- REQUIRED TASK -
Tally how many lines hold the string "programa". Your reply should be that number alone.

- DATA LISTING -
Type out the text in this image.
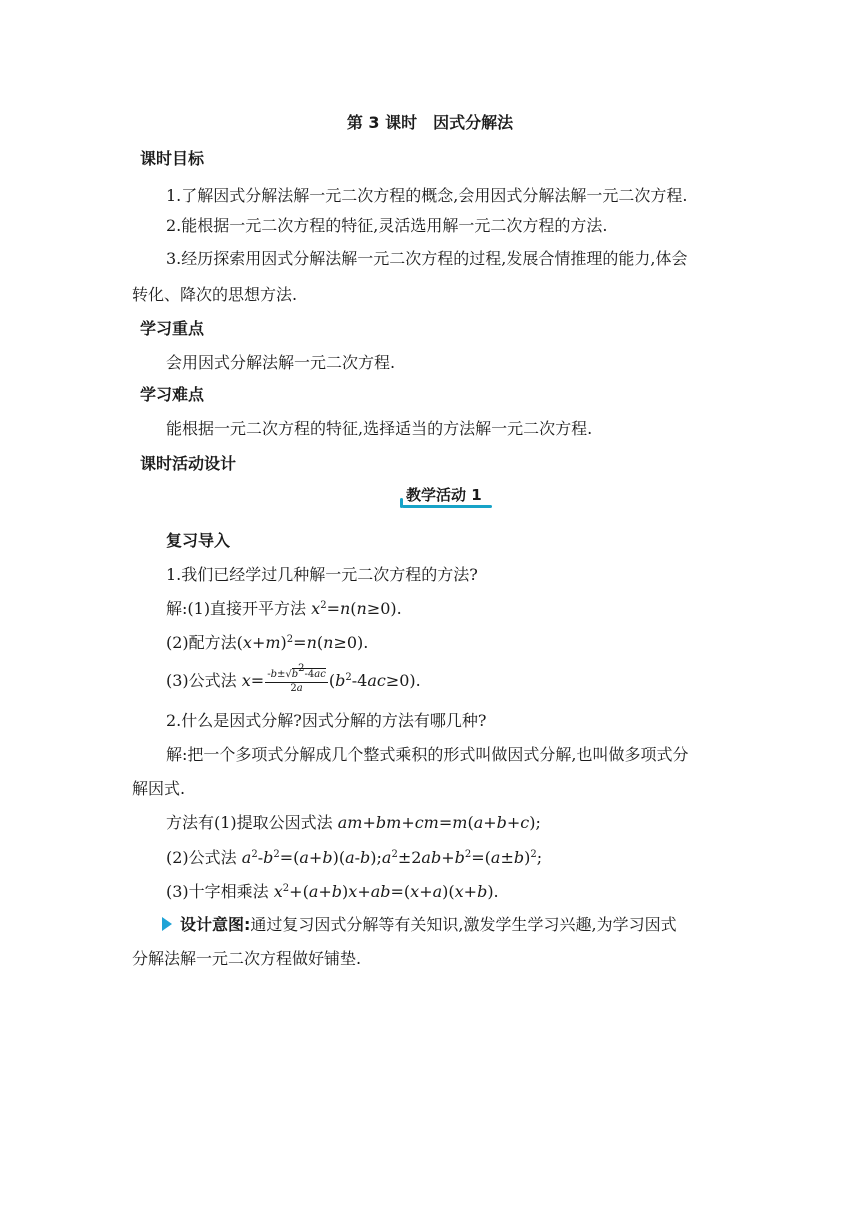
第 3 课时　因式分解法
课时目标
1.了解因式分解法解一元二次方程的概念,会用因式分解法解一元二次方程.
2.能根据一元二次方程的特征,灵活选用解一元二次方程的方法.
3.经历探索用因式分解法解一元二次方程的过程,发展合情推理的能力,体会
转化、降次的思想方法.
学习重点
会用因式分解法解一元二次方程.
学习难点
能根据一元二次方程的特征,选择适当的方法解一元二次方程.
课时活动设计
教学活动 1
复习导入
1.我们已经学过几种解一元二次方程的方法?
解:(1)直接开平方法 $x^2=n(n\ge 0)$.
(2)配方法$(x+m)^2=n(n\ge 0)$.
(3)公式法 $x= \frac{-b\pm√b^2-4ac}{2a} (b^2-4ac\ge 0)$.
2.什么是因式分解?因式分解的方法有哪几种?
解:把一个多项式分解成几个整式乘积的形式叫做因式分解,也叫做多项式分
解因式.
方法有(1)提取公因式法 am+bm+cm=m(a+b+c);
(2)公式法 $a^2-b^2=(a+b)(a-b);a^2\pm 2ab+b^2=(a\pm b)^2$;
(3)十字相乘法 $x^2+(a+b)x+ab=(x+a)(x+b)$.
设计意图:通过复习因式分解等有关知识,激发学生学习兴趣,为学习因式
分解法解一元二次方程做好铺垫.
--
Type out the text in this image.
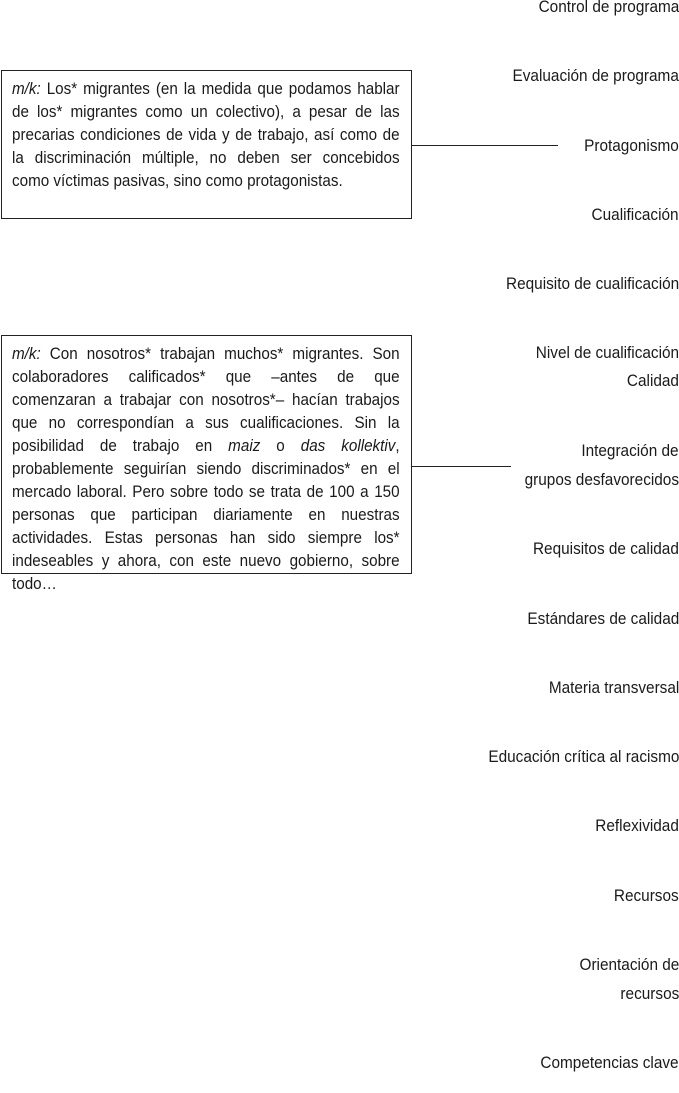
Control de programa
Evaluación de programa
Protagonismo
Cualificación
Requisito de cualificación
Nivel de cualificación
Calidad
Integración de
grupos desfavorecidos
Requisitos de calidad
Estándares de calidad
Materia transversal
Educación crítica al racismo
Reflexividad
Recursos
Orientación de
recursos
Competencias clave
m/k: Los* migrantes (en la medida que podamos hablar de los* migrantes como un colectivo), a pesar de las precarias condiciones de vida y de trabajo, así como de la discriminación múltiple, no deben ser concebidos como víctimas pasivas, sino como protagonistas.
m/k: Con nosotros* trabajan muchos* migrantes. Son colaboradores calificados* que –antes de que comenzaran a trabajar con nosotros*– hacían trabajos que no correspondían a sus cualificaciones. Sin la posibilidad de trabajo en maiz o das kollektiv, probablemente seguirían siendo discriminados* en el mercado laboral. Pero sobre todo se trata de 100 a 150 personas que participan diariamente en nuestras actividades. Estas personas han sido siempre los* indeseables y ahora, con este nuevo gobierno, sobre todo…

- EXERCISE RESULT -
2